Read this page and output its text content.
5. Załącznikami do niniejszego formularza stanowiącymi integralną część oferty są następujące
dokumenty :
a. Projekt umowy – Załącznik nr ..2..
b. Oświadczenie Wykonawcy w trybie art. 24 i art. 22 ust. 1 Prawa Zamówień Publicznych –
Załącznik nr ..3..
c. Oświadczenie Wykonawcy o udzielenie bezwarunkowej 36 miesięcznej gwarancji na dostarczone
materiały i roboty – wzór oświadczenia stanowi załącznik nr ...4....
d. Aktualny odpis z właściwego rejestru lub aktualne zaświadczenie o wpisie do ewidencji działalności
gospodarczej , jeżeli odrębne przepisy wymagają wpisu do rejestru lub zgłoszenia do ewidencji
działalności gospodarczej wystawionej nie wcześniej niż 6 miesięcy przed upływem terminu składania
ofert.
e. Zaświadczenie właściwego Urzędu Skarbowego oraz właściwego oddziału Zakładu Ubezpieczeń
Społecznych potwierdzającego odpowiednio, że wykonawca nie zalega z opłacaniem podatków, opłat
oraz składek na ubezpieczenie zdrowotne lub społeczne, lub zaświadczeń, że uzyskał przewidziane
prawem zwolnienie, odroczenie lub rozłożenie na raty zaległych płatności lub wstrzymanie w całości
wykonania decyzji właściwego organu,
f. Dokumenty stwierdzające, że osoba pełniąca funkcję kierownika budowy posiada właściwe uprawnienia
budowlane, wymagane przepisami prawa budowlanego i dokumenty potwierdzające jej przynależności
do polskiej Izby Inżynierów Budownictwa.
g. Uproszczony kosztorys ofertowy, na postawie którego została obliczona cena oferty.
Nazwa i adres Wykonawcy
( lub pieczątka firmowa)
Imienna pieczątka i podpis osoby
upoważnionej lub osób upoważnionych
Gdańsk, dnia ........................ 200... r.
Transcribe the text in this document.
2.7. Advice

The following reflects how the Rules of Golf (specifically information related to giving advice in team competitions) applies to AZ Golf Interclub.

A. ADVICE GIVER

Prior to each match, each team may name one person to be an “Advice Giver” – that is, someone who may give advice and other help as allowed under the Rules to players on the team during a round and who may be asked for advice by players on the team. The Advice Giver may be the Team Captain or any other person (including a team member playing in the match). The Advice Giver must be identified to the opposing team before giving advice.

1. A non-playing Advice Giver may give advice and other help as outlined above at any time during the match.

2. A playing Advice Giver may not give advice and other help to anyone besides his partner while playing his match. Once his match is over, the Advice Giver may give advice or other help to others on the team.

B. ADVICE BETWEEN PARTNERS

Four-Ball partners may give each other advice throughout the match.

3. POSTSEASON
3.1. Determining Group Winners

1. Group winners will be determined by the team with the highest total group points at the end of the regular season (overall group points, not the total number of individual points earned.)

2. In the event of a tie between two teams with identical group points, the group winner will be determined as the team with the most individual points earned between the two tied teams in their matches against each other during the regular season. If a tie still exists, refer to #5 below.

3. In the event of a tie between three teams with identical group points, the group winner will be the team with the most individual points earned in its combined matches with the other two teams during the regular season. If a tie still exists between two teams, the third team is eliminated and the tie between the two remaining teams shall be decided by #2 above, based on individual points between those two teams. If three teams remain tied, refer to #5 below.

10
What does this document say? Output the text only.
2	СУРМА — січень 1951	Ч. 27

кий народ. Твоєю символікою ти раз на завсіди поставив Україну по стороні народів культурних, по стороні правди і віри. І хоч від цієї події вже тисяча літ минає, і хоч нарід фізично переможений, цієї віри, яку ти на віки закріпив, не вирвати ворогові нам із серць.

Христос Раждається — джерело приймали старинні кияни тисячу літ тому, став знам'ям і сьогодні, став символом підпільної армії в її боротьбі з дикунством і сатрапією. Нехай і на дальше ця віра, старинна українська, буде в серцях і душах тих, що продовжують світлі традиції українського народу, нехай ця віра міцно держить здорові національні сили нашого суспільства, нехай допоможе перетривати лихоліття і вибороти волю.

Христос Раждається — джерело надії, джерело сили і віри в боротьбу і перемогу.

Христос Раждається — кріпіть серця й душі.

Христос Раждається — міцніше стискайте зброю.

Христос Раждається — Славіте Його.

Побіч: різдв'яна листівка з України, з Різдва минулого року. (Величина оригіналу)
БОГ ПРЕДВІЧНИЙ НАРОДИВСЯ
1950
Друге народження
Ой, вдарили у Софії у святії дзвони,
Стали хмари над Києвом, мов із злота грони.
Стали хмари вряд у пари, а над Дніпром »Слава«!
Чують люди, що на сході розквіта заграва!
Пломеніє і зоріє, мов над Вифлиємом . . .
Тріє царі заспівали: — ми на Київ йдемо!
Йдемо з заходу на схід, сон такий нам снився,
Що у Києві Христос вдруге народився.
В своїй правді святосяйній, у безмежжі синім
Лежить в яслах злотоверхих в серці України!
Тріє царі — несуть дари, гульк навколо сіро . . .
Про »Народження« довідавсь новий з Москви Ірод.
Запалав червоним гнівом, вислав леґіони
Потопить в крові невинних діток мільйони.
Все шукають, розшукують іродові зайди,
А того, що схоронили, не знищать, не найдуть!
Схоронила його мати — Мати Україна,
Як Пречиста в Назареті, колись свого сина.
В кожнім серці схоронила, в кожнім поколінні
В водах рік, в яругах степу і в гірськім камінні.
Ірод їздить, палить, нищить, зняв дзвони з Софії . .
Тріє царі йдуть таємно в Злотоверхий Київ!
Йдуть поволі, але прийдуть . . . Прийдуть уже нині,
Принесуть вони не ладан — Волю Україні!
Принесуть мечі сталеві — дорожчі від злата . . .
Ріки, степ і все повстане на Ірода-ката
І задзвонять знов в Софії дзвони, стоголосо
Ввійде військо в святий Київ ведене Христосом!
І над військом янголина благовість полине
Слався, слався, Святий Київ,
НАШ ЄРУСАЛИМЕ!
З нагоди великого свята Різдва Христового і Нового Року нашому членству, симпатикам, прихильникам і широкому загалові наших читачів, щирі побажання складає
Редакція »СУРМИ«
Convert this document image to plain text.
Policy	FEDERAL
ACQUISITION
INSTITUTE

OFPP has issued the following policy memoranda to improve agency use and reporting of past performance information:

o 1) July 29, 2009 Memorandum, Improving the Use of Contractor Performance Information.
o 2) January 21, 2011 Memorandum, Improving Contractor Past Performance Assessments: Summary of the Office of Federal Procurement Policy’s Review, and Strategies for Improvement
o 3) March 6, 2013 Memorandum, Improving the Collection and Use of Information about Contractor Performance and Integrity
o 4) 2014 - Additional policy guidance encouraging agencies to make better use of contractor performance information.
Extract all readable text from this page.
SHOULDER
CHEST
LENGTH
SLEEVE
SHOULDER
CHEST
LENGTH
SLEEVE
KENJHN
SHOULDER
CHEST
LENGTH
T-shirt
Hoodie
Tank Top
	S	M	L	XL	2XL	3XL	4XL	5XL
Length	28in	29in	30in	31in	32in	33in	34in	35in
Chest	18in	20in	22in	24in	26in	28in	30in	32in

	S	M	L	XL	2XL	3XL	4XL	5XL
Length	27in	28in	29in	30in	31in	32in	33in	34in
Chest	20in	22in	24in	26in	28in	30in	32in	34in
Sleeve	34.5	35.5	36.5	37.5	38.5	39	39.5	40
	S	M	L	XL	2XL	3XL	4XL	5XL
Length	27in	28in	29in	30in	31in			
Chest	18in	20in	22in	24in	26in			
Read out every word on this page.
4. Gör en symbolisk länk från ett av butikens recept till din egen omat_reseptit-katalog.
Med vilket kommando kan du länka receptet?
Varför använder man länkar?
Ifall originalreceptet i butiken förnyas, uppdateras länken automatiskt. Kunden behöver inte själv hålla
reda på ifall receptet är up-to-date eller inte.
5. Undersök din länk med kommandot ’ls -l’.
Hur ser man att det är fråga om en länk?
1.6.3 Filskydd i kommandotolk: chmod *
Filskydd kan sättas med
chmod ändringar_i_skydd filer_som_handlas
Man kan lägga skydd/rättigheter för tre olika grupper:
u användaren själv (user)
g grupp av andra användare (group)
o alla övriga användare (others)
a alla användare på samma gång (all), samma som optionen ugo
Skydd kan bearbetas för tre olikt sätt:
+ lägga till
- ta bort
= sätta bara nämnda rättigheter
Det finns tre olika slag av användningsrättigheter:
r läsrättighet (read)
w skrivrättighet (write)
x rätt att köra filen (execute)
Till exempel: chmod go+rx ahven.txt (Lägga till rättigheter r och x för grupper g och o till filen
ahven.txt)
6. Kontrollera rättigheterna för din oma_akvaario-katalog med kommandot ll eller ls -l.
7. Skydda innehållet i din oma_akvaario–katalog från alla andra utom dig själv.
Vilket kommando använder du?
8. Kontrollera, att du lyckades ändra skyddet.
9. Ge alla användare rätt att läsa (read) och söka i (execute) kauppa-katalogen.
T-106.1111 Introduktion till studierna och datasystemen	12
+---+
» Problem to solve
Read the data above. Pull out each line in which the string "Софії" appears.

» Written reply
Ой, вдарили у Софії у святії дзвони,
Ірод їздить, палить, нищить, зняв дзвони з Софії . .
І задзвонять знов в Софії дзвони, стоголосо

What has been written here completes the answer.